_Brief_
Write the number of lines holding the word "pass", and nothing else.

(Figure content listings)
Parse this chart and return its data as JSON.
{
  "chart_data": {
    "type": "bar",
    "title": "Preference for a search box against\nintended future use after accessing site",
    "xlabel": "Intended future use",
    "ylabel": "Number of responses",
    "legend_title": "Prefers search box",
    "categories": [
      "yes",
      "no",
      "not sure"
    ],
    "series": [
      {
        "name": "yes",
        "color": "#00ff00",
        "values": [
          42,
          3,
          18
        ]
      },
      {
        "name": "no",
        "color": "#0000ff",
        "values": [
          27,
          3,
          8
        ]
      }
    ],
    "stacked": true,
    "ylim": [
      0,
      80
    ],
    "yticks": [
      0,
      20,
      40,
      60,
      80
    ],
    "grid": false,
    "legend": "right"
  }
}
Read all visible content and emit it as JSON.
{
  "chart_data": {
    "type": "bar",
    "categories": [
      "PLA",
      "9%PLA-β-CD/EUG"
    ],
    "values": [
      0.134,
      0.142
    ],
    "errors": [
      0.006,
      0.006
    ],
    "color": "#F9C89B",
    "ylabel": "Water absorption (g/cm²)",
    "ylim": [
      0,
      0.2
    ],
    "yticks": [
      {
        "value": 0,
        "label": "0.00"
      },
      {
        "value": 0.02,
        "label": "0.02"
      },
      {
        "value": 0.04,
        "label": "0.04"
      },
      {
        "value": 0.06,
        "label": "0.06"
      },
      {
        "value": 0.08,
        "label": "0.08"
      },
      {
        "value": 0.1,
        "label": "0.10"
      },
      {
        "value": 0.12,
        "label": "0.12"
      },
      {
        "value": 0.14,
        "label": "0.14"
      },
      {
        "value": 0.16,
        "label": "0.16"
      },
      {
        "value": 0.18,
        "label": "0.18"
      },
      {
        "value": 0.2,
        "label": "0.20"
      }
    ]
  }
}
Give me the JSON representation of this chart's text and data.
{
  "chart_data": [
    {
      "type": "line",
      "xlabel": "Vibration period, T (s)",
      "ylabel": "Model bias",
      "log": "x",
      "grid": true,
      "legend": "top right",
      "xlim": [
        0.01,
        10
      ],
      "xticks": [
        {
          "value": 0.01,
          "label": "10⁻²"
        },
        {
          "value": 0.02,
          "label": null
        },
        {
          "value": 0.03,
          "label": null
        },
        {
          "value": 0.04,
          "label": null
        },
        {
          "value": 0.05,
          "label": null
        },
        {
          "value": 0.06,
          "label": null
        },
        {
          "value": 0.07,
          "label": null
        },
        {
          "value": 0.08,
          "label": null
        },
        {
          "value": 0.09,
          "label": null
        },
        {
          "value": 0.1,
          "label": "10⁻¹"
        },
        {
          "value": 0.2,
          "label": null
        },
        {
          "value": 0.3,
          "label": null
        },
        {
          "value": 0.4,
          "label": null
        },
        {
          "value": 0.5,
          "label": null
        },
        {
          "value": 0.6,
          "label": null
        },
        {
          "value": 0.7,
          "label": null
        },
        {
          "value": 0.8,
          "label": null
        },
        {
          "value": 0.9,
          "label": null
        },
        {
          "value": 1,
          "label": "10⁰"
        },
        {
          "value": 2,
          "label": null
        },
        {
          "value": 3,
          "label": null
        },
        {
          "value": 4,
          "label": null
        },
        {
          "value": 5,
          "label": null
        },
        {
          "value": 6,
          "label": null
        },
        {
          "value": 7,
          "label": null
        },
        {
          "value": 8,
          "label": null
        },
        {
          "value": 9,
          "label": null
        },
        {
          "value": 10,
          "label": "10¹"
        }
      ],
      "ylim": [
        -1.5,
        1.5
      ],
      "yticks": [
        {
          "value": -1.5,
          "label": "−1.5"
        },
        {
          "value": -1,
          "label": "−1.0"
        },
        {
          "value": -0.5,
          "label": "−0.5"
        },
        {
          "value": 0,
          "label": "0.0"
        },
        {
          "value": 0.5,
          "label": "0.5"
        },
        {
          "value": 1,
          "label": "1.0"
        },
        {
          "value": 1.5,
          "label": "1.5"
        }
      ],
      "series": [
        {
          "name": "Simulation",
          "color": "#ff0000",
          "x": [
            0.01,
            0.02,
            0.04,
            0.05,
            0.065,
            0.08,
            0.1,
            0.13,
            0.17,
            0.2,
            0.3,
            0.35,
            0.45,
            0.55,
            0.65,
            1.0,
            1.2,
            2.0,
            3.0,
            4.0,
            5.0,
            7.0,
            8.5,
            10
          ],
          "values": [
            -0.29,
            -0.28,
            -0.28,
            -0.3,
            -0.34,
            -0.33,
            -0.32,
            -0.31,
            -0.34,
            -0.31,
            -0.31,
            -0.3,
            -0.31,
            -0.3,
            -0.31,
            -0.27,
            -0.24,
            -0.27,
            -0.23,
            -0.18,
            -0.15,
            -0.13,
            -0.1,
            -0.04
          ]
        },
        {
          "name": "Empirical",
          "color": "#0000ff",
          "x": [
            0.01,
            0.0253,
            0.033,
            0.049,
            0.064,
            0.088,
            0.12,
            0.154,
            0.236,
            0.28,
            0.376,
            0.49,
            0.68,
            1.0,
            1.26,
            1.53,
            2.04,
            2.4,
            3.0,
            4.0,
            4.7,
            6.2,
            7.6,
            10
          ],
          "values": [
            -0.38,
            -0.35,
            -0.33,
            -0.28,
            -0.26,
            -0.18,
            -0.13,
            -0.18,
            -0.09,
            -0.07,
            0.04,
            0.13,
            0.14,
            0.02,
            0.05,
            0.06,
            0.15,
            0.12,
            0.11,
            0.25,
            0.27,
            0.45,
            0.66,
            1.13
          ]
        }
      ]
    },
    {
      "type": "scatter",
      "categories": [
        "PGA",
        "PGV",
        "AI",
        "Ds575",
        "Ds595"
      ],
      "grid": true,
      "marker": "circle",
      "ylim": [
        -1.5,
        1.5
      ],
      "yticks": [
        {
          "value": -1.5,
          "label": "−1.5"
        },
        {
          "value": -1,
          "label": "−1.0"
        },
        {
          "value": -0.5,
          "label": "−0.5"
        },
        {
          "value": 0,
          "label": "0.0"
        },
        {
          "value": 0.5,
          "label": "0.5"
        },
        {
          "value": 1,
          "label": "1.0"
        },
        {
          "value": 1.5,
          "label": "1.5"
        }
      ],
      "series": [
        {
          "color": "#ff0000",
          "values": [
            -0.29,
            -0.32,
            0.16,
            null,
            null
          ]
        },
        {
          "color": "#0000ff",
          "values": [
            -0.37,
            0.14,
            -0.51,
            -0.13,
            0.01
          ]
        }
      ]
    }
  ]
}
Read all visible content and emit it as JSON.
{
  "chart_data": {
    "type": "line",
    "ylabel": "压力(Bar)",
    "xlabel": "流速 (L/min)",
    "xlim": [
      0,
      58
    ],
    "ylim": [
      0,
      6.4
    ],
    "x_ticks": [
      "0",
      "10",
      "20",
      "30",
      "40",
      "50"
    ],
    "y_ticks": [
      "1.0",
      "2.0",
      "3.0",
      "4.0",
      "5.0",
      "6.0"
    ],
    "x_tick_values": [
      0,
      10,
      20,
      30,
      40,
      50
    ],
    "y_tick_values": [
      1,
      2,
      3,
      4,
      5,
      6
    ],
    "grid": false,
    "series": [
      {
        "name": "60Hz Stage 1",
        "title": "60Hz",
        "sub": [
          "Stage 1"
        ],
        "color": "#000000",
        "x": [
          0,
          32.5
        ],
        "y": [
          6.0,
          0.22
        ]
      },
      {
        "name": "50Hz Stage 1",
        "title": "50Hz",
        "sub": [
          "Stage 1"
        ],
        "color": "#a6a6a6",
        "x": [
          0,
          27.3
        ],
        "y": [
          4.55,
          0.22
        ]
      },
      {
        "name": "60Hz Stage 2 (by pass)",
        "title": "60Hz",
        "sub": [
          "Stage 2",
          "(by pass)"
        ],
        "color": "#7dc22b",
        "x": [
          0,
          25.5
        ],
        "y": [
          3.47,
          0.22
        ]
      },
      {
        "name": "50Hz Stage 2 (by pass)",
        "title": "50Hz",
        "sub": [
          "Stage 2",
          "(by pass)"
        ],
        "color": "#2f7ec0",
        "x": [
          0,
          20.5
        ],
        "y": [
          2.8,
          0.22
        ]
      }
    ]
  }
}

_Exercise result_
4